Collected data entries
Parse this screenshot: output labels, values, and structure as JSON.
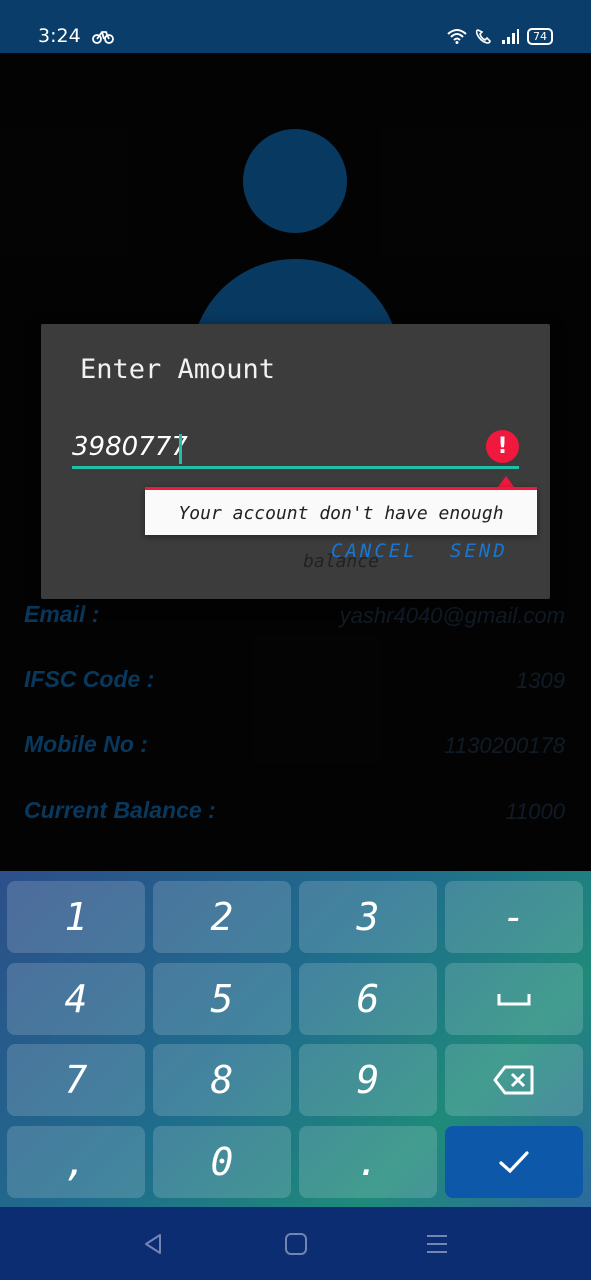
{
  "status_bar": {
    "time": "3:24",
    "battery": "74",
    "icons": [
      "bike-icon",
      "wifi-icon",
      "call-icon",
      "signal-icon",
      "battery-icon"
    ]
  },
  "profile": {
    "rows": [
      {
        "label": "Email :",
        "value": "yashr4040@gmail.com"
      },
      {
        "label": "IFSC Code :",
        "value": "1309"
      },
      {
        "label": "Mobile No :",
        "value": "1130200178"
      },
      {
        "label": "Current Balance :",
        "value": "11000"
      }
    ]
  },
  "dialog": {
    "title": "Enter Amount",
    "amount_value": "3980777",
    "error_message": "Your account don't have enough balance",
    "cancel_label": "CANCEL",
    "send_label": "SEND"
  },
  "keyboard": {
    "keys": [
      "1",
      "2",
      "3",
      "-",
      "4",
      "5",
      "6",
      "space",
      "7",
      "8",
      "9",
      "backspace",
      ",",
      "0",
      ".",
      "done"
    ]
  },
  "nav_bar": {
    "buttons": [
      "back-icon",
      "home-icon",
      "menu-icon"
    ]
  },
  "colors": {
    "accent": "#20bfa6",
    "error": "#f0183c",
    "primary": "#0b4d82",
    "button": "#1976d2"
  }
}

* **EXERCISE DIRECTIONS**
Leave the images out and output the remaining material exactly as it stands.

* **FINAL ANSWER**
Parse this screenshot: output labels, values, and structure as JSON.
{
  "status_bar": {
    "time": "3:24",
    "battery": "74",
    "icons": [
      "bike-icon",
      "wifi-icon",
      "call-icon",
      "signal-icon",
      "battery-icon"
    ]
  },
  "profile": {
    "rows": [
      {
        "label": "Email :",
        "value": "yashr4040@gmail.com"
      },
      {
        "label": "IFSC Code :",
        "value": "1309"
      },
      {
        "label": "Mobile No :",
        "value": "1130200178"
      },
      {
        "label": "Current Balance :",
        "value": "11000"
      }
    ]
  },
  "dialog": {
    "title": "Enter Amount",
    "amount_value": "3980777",
    "error_message": "Your account don't have enough balance",
    "cancel_label": "CANCEL",
    "send_label": "SEND"
  },
  "keyboard": {
    "keys": [
      "1",
      "2",
      "3",
      "-",
      "4",
      "5",
      "6",
      "space",
      "7",
      "8",
      "9",
      "backspace",
      ",",
      "0",
      ".",
      "done"
    ]
  },
  "nav_bar": {
    "buttons": [
      "back-icon",
      "home-icon",
      "menu-icon"
    ]
  },
  "colors": {
    "accent": "#20bfa6",
    "error": "#f0183c",
    "primary": "#0b4d82",
    "button": "#1976d2"
  }
}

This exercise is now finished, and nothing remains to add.